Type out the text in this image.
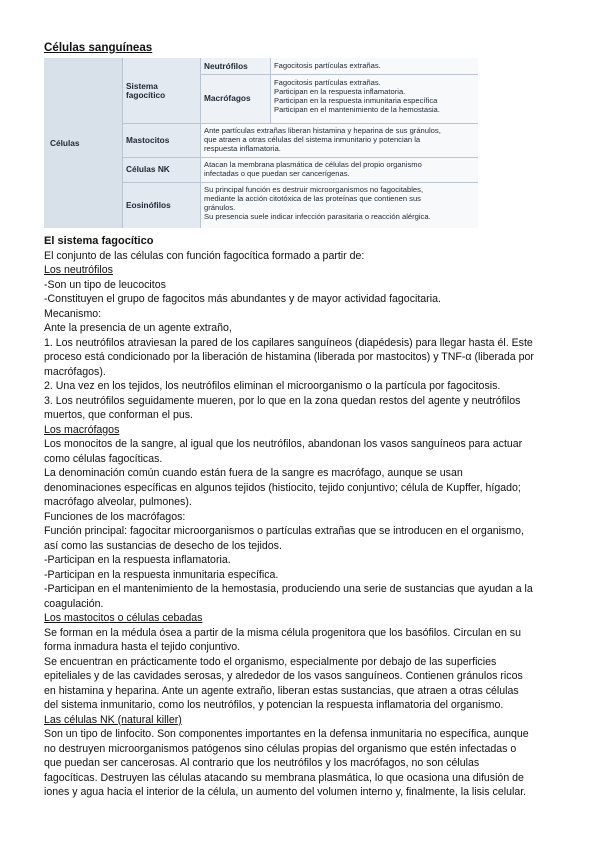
Células sanguíneas
Células
Sistema
fagocítico
Neutrófilos	Fagocitosis partículas extrañas.
Macrófagos
Fagocitosis partículas extrañas.
Participan en la respuesta inflamatoria.
Participan en la respuesta inmunitaria específica
Participan en el mantenimiento de la hemostasia.
Mastocitos
Ante partículas extrañas liberan histamina y heparina de sus gránulos,
que atraen a otras células del sistema inmunitario y potencian la
respuesta inflamatoria.
Células NK	Atacan la membrana plasmática de células del propio organismo
infectadas o que puedan ser cancerígenas.
Eosinófilos
Su principal función es destruir microorganismos no fagocitables,
mediante la acción citotóxica de las proteínas que contienen sus
gránulos.
Su presencia suele indicar infección parasitaria o reacción alérgica.

El sistema fagocítico

El conjunto de las células con función fagocítica formado a partir de:

Los neutrófilos

-Son un tipo de leucocitos

-Constituyen el grupo de fagocitos más abundantes y de mayor actividad fagocitaria.

Mecanismo:

Ante la presencia de un agente extraño,

1. Los neutrófilos atraviesan la pared de los capilares sanguíneos (diapédesis) para llegar hasta él. Este

proceso está condicionado por la liberación de histamina (liberada por mastocitos) y TNF-α (liberada por

macrófagos).

2. Una vez en los tejidos, los neutrófilos eliminan el microorganismo o la partícula por fagocitosis.

3. Los neutrófilos seguidamente mueren, por lo que en la zona quedan restos del agente y neutrófilos

muertos, que conforman el pus.

Los macrófagos

Los monocitos de la sangre, al igual que los neutrófilos, abandonan los vasos sanguíneos para actuar

como células fagocíticas.

La denominación común cuando están fuera de la sangre es macrófago, aunque se usan

denominaciones específicas en algunos tejidos (histiocito, tejido conjuntivo; célula de Kupffer, hígado;

macrófago alveolar, pulmones).

Funciones de los macrófagos:

Función principal: fagocitar microorganismos o partículas extrañas que se introducen en el organismo,

así como las sustancias de desecho de los tejidos.

-Participan en la respuesta inflamatoria.

-Participan en la respuesta inmunitaria específica.

-Participan en el mantenimiento de la hemostasia, produciendo una serie de sustancias que ayudan a la

coagulación.

Los mastocitos o células cebadas

Se forman en la médula ósea a partir de la misma célula progenitora que los basófilos. Circulan en su

forma inmadura hasta el tejido conjuntivo.

Se encuentran en prácticamente todo el organismo, especialmente por debajo de las superficies

epiteliales y de las cavidades serosas, y alrededor de los vasos sanguíneos. Contienen gránulos ricos

en histamina y heparina. Ante un agente extraño, liberan estas sustancias, que atraen a otras células

del sistema inmunitario, como los neutrófilos, y potencian la respuesta inflamatoria del organismo.

Las células NK (natural killer)

Son un tipo de linfocito. Son componentes importantes en la defensa inmunitaria no específica, aunque

no destruyen microorganismos patógenos sino células propias del organismo que estén infectadas o

que puedan ser cancerosas. Al contrario que los neutrófilos y los macrófagos, no son células

fagocíticas. Destruyen las células atacando su membrana plasmática, lo que ocasiona una difusión de

iones y agua hacia el interior de la célula, un aumento del volumen interno y, finalmente, la lisis celular.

**Problem to solve**
Verbatim reproduction of every record is required; images are left out.

**Task answer**
Type out the text in this image.
Células sanguíneas
Células
Sistema
fagocítico
Neutrófilos	Fagocitosis partículas extrañas.
Macrófagos
Fagocitosis partículas extrañas.
Participan en la respuesta inflamatoria.
Participan en la respuesta inmunitaria específica
Participan en el mantenimiento de la hemostasia.
Mastocitos
Ante partículas extrañas liberan histamina y heparina de sus gránulos,
que atraen a otras células del sistema inmunitario y potencian la
respuesta inflamatoria.
Células NK	Atacan la membrana plasmática de células del propio organismo
infectadas o que puedan ser cancerígenas.
Eosinófilos
Su principal función es destruir microorganismos no fagocitables,
mediante la acción citotóxica de las proteínas que contienen sus
gránulos.
Su presencia suele indicar infección parasitaria o reacción alérgica.

El sistema fagocítico

El conjunto de las células con función fagocítica formado a partir de:

Los neutrófilos

-Son un tipo de leucocitos

-Constituyen el grupo de fagocitos más abundantes y de mayor actividad fagocitaria.

Mecanismo:

Ante la presencia de un agente extraño,

1. Los neutrófilos atraviesan la pared de los capilares sanguíneos (diapédesis) para llegar hasta él. Este

proceso está condicionado por la liberación de histamina (liberada por mastocitos) y TNF-α (liberada por

macrófagos).

2. Una vez en los tejidos, los neutrófilos eliminan el microorganismo o la partícula por fagocitosis.

3. Los neutrófilos seguidamente mueren, por lo que en la zona quedan restos del agente y neutrófilos

muertos, que conforman el pus.

Los macrófagos

Los monocitos de la sangre, al igual que los neutrófilos, abandonan los vasos sanguíneos para actuar

como células fagocíticas.

La denominación común cuando están fuera de la sangre es macrófago, aunque se usan

denominaciones específicas en algunos tejidos (histiocito, tejido conjuntivo; célula de Kupffer, hígado;

macrófago alveolar, pulmones).

Funciones de los macrófagos:

Función principal: fagocitar microorganismos o partículas extrañas que se introducen en el organismo,

así como las sustancias de desecho de los tejidos.

-Participan en la respuesta inflamatoria.

-Participan en la respuesta inmunitaria específica.

-Participan en el mantenimiento de la hemostasia, produciendo una serie de sustancias que ayudan a la

coagulación.

Los mastocitos o células cebadas

Se forman en la médula ósea a partir de la misma célula progenitora que los basófilos. Circulan en su

forma inmadura hasta el tejido conjuntivo.

Se encuentran en prácticamente todo el organismo, especialmente por debajo de las superficies

epiteliales y de las cavidades serosas, y alrededor de los vasos sanguíneos. Contienen gránulos ricos

en histamina y heparina. Ante un agente extraño, liberan estas sustancias, que atraen a otras células

del sistema inmunitario, como los neutrófilos, y potencian la respuesta inflamatoria del organismo.

Las células NK (natural killer)

Son un tipo de linfocito. Son componentes importantes en la defensa inmunitaria no específica, aunque

no destruyen microorganismos patógenos sino células propias del organismo que estén infectadas o

que puedan ser cancerosas. Al contrario que los neutrófilos y los macrófagos, no son células

fagocíticas. Destruyen las células atacando su membrana plasmática, lo que ocasiona una difusión de

iones y agua hacia el interior de la célula, un aumento del volumen interno y, finalmente, la lisis celular.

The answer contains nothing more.